**REQUIREMENTS**
Word for word, quote all of the material, omitting the pictures.

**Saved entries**
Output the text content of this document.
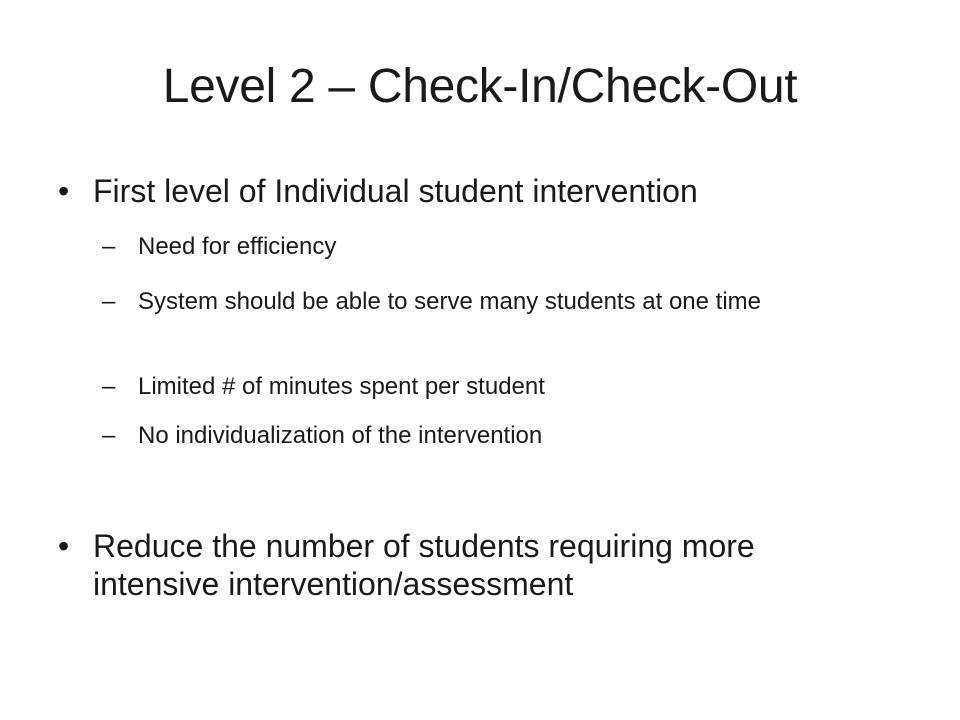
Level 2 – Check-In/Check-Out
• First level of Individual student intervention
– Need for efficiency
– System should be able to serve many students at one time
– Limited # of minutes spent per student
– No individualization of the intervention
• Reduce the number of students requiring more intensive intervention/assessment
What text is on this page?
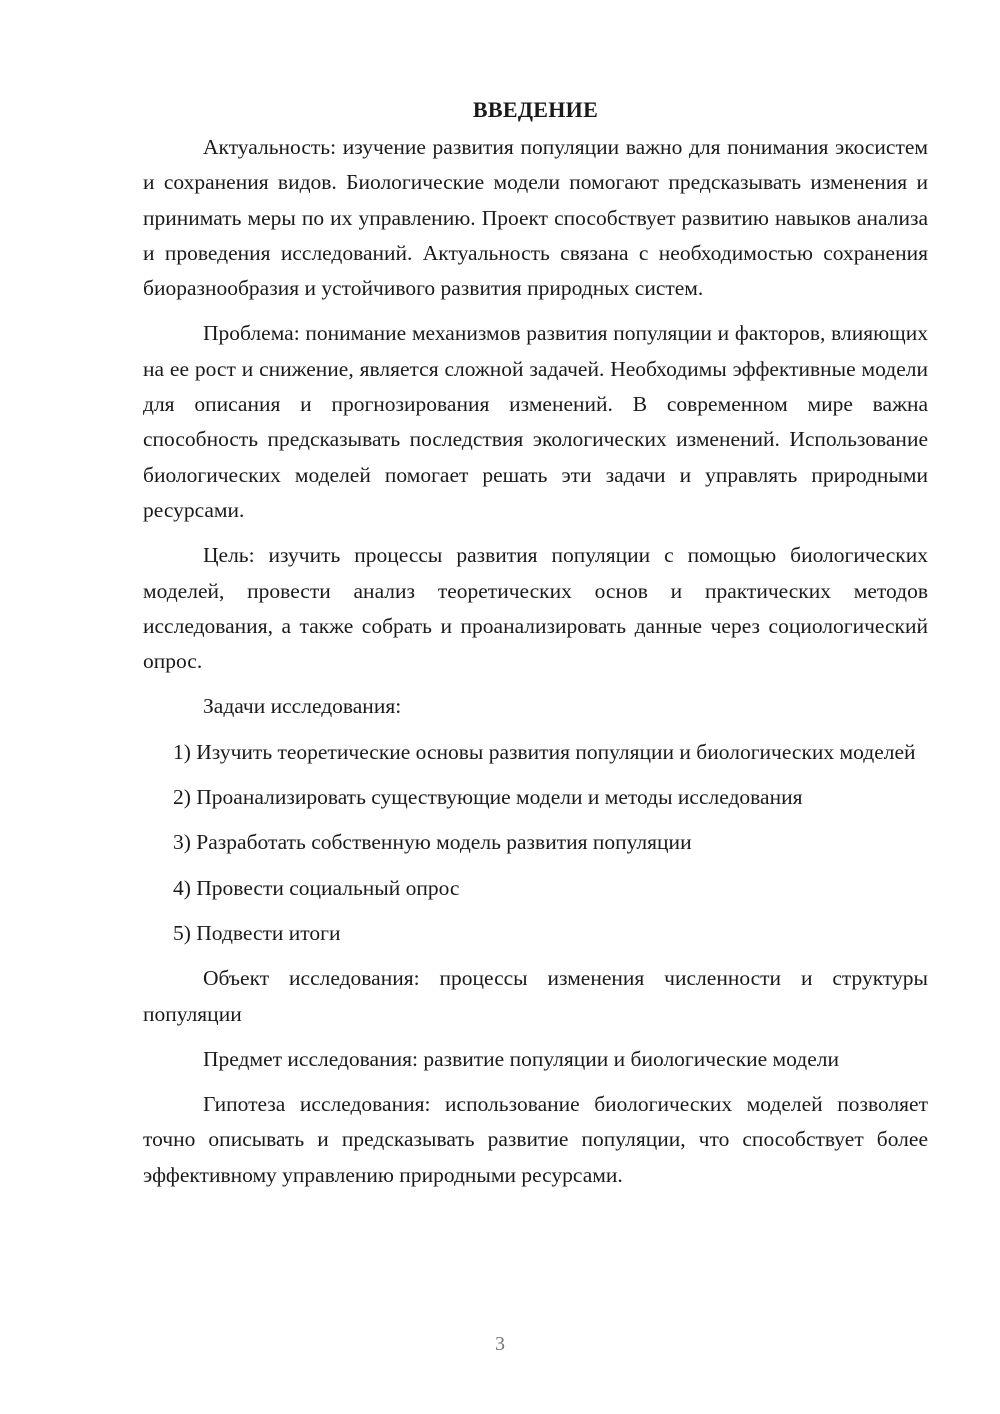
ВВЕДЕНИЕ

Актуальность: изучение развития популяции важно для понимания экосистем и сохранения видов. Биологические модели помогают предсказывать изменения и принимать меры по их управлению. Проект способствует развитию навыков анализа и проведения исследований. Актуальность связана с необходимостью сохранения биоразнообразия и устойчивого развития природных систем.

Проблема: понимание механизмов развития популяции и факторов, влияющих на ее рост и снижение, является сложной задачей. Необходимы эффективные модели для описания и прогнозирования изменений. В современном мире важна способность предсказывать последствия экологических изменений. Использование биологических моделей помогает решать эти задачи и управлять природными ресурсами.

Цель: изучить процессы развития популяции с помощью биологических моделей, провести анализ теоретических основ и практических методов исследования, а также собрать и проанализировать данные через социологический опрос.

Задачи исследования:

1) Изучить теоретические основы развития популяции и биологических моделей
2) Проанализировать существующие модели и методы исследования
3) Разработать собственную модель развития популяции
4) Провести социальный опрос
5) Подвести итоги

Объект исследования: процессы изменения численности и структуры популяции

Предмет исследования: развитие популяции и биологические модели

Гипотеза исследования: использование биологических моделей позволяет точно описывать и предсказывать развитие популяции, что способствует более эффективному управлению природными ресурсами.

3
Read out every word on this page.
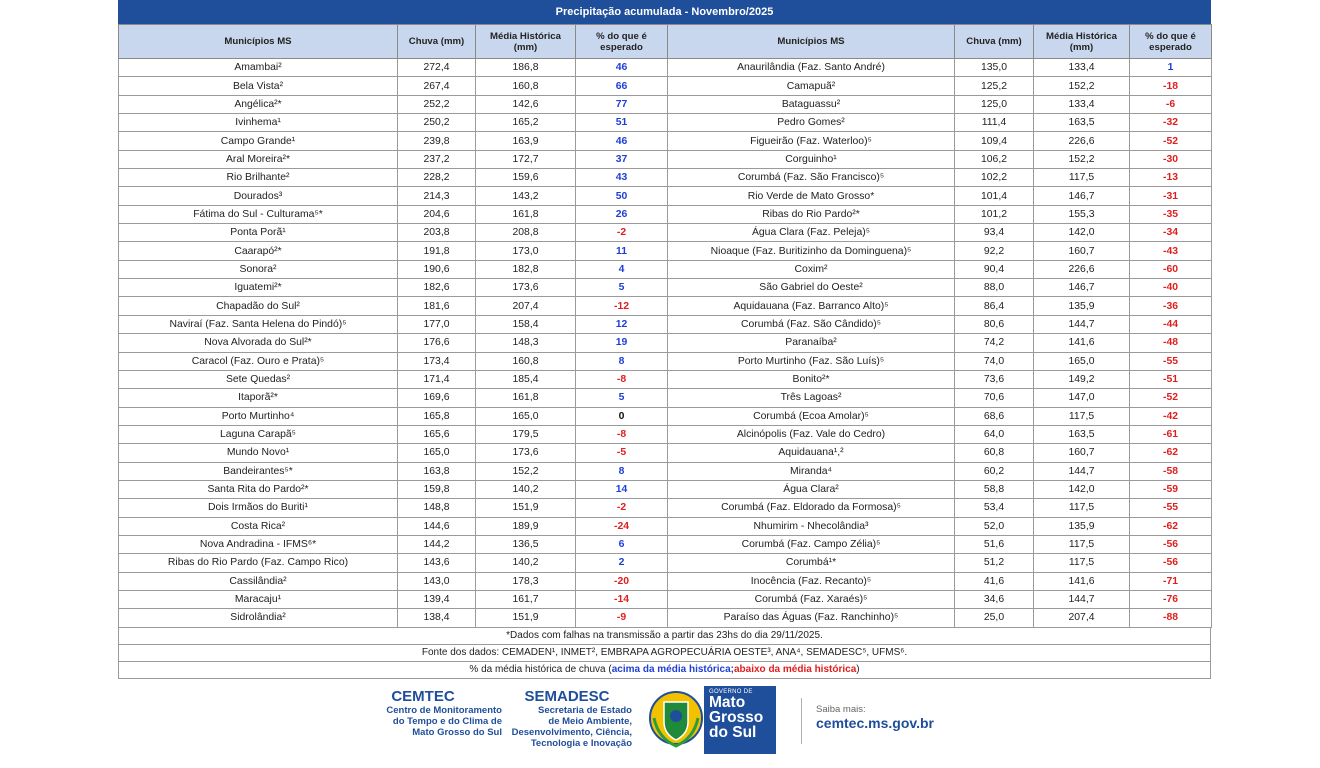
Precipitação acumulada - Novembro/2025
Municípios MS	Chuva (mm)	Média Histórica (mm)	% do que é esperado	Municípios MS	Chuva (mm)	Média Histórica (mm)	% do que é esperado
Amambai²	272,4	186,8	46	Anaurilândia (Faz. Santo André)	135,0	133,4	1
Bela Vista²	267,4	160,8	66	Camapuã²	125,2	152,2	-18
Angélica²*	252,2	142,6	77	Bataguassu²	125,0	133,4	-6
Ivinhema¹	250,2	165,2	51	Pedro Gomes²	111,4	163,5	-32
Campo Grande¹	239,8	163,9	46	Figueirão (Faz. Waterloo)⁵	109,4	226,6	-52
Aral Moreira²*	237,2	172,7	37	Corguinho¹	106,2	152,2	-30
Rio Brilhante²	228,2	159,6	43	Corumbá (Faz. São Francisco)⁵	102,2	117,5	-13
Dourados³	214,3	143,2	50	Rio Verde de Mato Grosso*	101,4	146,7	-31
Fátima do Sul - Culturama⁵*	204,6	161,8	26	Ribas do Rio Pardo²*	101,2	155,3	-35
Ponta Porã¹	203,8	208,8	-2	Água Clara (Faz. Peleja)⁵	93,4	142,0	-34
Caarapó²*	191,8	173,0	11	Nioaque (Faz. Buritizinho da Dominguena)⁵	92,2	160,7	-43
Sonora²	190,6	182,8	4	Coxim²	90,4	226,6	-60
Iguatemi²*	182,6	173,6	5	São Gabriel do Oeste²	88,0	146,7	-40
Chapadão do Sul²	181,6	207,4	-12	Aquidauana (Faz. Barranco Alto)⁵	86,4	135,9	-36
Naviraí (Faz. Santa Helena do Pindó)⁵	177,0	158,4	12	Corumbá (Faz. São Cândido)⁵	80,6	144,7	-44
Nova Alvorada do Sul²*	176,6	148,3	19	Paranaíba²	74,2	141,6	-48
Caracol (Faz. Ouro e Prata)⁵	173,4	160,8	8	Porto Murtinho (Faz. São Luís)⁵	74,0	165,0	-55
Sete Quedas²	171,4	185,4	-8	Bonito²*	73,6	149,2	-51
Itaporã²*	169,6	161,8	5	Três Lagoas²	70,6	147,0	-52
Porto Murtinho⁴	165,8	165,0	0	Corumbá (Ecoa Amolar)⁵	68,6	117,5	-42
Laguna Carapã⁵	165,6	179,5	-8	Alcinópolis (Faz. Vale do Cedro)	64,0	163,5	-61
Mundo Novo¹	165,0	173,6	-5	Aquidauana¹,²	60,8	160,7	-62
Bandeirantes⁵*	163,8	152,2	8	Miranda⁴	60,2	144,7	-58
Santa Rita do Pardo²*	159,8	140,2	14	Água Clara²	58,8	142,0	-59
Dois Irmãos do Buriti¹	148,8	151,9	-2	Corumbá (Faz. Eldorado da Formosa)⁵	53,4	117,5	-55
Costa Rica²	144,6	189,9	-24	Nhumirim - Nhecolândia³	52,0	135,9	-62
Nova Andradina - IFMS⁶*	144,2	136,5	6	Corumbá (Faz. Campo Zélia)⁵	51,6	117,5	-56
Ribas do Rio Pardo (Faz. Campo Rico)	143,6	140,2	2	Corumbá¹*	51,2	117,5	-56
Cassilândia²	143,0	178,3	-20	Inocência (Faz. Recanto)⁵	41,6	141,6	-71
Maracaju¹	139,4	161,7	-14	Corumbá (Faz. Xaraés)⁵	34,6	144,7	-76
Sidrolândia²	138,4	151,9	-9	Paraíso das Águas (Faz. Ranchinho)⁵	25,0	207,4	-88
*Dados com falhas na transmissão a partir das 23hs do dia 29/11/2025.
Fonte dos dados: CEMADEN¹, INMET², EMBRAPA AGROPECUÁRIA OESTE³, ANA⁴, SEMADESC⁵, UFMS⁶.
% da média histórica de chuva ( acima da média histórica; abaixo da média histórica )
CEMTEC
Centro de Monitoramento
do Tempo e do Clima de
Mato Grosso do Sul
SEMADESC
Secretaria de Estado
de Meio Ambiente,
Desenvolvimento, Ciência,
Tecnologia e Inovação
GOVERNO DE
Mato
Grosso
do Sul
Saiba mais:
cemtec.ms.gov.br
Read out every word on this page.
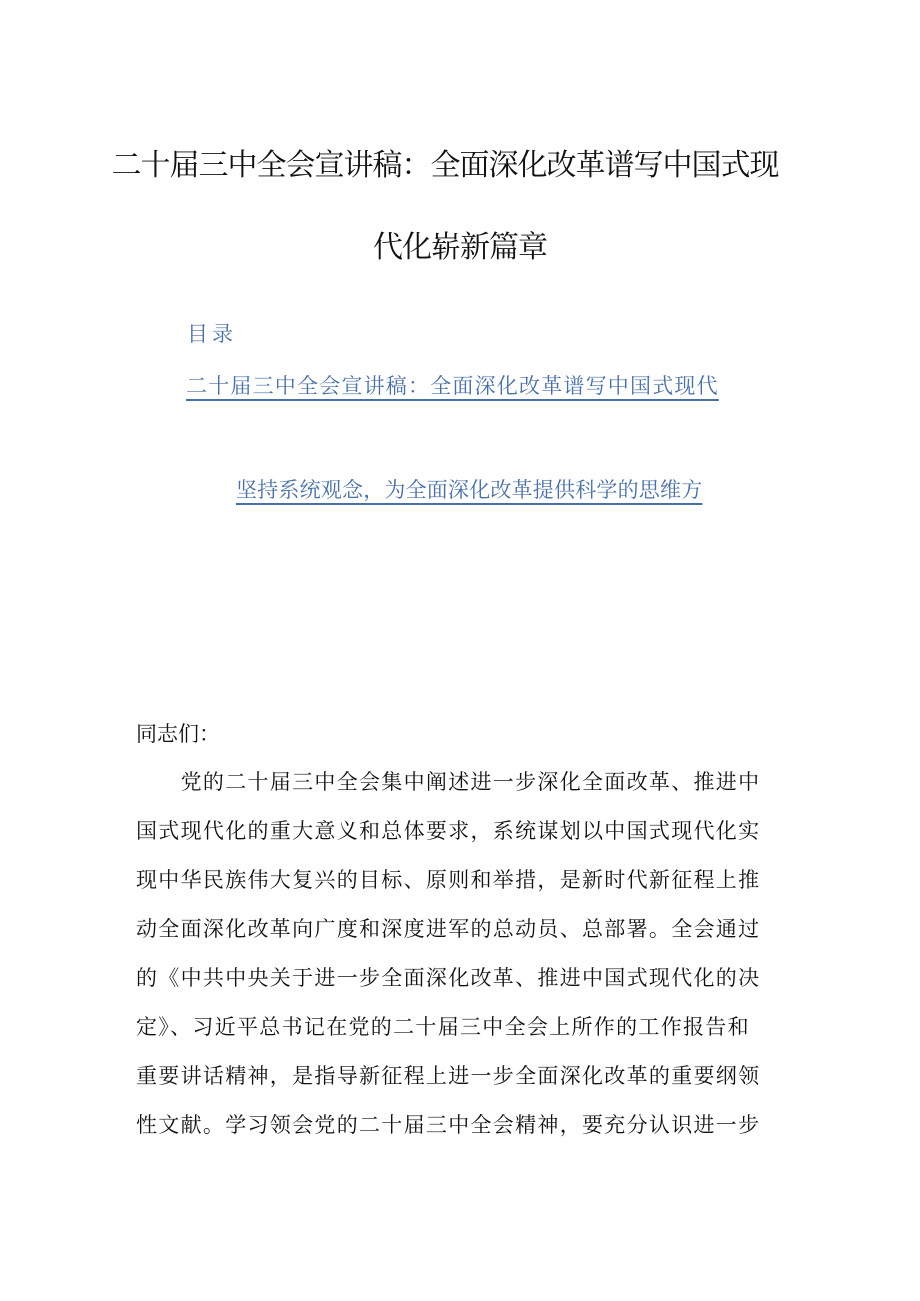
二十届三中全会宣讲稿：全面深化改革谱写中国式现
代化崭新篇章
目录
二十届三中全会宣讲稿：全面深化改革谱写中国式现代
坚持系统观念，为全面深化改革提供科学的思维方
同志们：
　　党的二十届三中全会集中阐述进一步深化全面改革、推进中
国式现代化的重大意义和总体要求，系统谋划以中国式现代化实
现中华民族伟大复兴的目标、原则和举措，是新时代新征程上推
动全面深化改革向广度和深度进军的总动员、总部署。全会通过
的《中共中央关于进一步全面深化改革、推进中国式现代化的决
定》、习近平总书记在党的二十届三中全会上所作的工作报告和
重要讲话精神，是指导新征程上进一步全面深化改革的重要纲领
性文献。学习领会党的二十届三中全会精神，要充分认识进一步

**ANSWER FOR THE TASK**
Output the text content of this document.
Level 2 – Check-In/Check-Out
• First level of Individual student intervention
– Need for efficiency
– System should be able to serve many students at one time
– Limited # of minutes spent per student
– No individualization of the intervention
• Reduce the number of students requiring more intensive intervention/assessment
What text is on this page?
ВВЕДЕНИЕ

Актуальность: изучение развития популяции важно для понимания экосистем и сохранения видов. Биологические модели помогают предсказывать изменения и принимать меры по их управлению. Проект способствует развитию навыков анализа и проведения исследований. Актуальность связана с необходимостью сохранения биоразнообразия и устойчивого развития природных систем.

Проблема: понимание механизмов развития популяции и факторов, влияющих на ее рост и снижение, является сложной задачей. Необходимы эффективные модели для описания и прогнозирования изменений. В современном мире важна способность предсказывать последствия экологических изменений. Использование биологических моделей помогает решать эти задачи и управлять природными ресурсами.

Цель: изучить процессы развития популяции с помощью биологических моделей, провести анализ теоретических основ и практических методов исследования, а также собрать и проанализировать данные через социологический опрос.

Задачи исследования:

1) Изучить теоретические основы развития популяции и биологических моделей
2) Проанализировать существующие модели и методы исследования
3) Разработать собственную модель развития популяции
4) Провести социальный опрос
5) Подвести итоги

Объект исследования: процессы изменения численности и структуры популяции

Предмет исследования: развитие популяции и биологические модели

Гипотеза исследования: использование биологических моделей позволяет точно описывать и предсказывать развитие популяции, что способствует более эффективному управлению природными ресурсами.

3
Read out every word on this page.
Precipitação acumulada - Novembro/2025
Municípios MS	Chuva (mm)	Média Histórica (mm)	% do que é esperado	Municípios MS	Chuva (mm)	Média Histórica (mm)	% do que é esperado
Amambai²	272,4	186,8	46	Anaurilândia (Faz. Santo André)	135,0	133,4	1
Bela Vista²	267,4	160,8	66	Camapuã²	125,2	152,2	-18
Angélica²*	252,2	142,6	77	Bataguassu²	125,0	133,4	-6
Ivinhema¹	250,2	165,2	51	Pedro Gomes²	111,4	163,5	-32
Campo Grande¹	239,8	163,9	46	Figueirão (Faz. Waterloo)⁵	109,4	226,6	-52
Aral Moreira²*	237,2	172,7	37	Corguinho¹	106,2	152,2	-30
Rio Brilhante²	228,2	159,6	43	Corumbá (Faz. São Francisco)⁵	102,2	117,5	-13
Dourados³	214,3	143,2	50	Rio Verde de Mato Grosso*	101,4	146,7	-31
Fátima do Sul - Culturama⁵*	204,6	161,8	26	Ribas do Rio Pardo²*	101,2	155,3	-35
Ponta Porã¹	203,8	208,8	-2	Água Clara (Faz. Peleja)⁵	93,4	142,0	-34
Caarapó²*	191,8	173,0	11	Nioaque (Faz. Buritizinho da Dominguena)⁵	92,2	160,7	-43
Sonora²	190,6	182,8	4	Coxim²	90,4	226,6	-60
Iguatemi²*	182,6	173,6	5	São Gabriel do Oeste²	88,0	146,7	-40
Chapadão do Sul²	181,6	207,4	-12	Aquidauana (Faz. Barranco Alto)⁵	86,4	135,9	-36
Naviraí (Faz. Santa Helena do Pindó)⁵	177,0	158,4	12	Corumbá (Faz. São Cândido)⁵	80,6	144,7	-44
Nova Alvorada do Sul²*	176,6	148,3	19	Paranaíba²	74,2	141,6	-48
Caracol (Faz. Ouro e Prata)⁵	173,4	160,8	8	Porto Murtinho (Faz. São Luís)⁵	74,0	165,0	-55
Sete Quedas²	171,4	185,4	-8	Bonito²*	73,6	149,2	-51
Itaporã²*	169,6	161,8	5	Três Lagoas²	70,6	147,0	-52
Porto Murtinho⁴	165,8	165,0	0	Corumbá (Ecoa Amolar)⁵	68,6	117,5	-42
Laguna Carapã⁵	165,6	179,5	-8	Alcinópolis (Faz. Vale do Cedro)	64,0	163,5	-61
Mundo Novo¹	165,0	173,6	-5	Aquidauana¹,²	60,8	160,7	-62
Bandeirantes⁵*	163,8	152,2	8	Miranda⁴	60,2	144,7	-58
Santa Rita do Pardo²*	159,8	140,2	14	Água Clara²	58,8	142,0	-59
Dois Irmãos do Buriti¹	148,8	151,9	-2	Corumbá (Faz. Eldorado da Formosa)⁵	53,4	117,5	-55
Costa Rica²	144,6	189,9	-24	Nhumirim - Nhecolândia³	52,0	135,9	-62
Nova Andradina - IFMS⁶*	144,2	136,5	6	Corumbá (Faz. Campo Zélia)⁵	51,6	117,5	-56
Ribas do Rio Pardo (Faz. Campo Rico)	143,6	140,2	2	Corumbá¹*	51,2	117,5	-56
Cassilândia²	143,0	178,3	-20	Inocência (Faz. Recanto)⁵	41,6	141,6	-71
Maracaju¹	139,4	161,7	-14	Corumbá (Faz. Xaraés)⁵	34,6	144,7	-76
Sidrolândia²	138,4	151,9	-9	Paraíso das Águas (Faz. Ranchinho)⁵	25,0	207,4	-88
*Dados com falhas na transmissão a partir das 23hs do dia 29/11/2025.
Fonte dos dados: CEMADEN¹, INMET², EMBRAPA AGROPECUÁRIA OESTE³, ANA⁴, SEMADESC⁵, UFMS⁶.
% da média histórica de chuva ( acima da média histórica; abaixo da média histórica )
CEMTEC
Centro de Monitoramento
do Tempo e do Clima de
Mato Grosso do Sul
SEMADESC
Secretaria de Estado
de Meio Ambiente,
Desenvolvimento, Ciência,
Tecnologia e Inovação
GOVERNO DE
Mato
Grosso
do Sul
Saiba mais:
cemtec.ms.gov.br
Read out every word on this page.
二十届三中全会宣讲稿：全面深化改革谱写中国式现
代化崭新篇章
目录
二十届三中全会宣讲稿：全面深化改革谱写中国式现代
坚持系统观念，为全面深化改革提供科学的思维方
同志们：
　　党的二十届三中全会集中阐述进一步深化全面改革、推进中
国式现代化的重大意义和总体要求，系统谋划以中国式现代化实
现中华民族伟大复兴的目标、原则和举措，是新时代新征程上推
动全面深化改革向广度和深度进军的总动员、总部署。全会通过
的《中共中央关于进一步全面深化改革、推进中国式现代化的决
定》、习近平总书记在党的二十届三中全会上所作的工作报告和
重要讲话精神，是指导新征程上进一步全面深化改革的重要纲领
性文献。学习领会党的二十届三中全会精神，要充分认识进一步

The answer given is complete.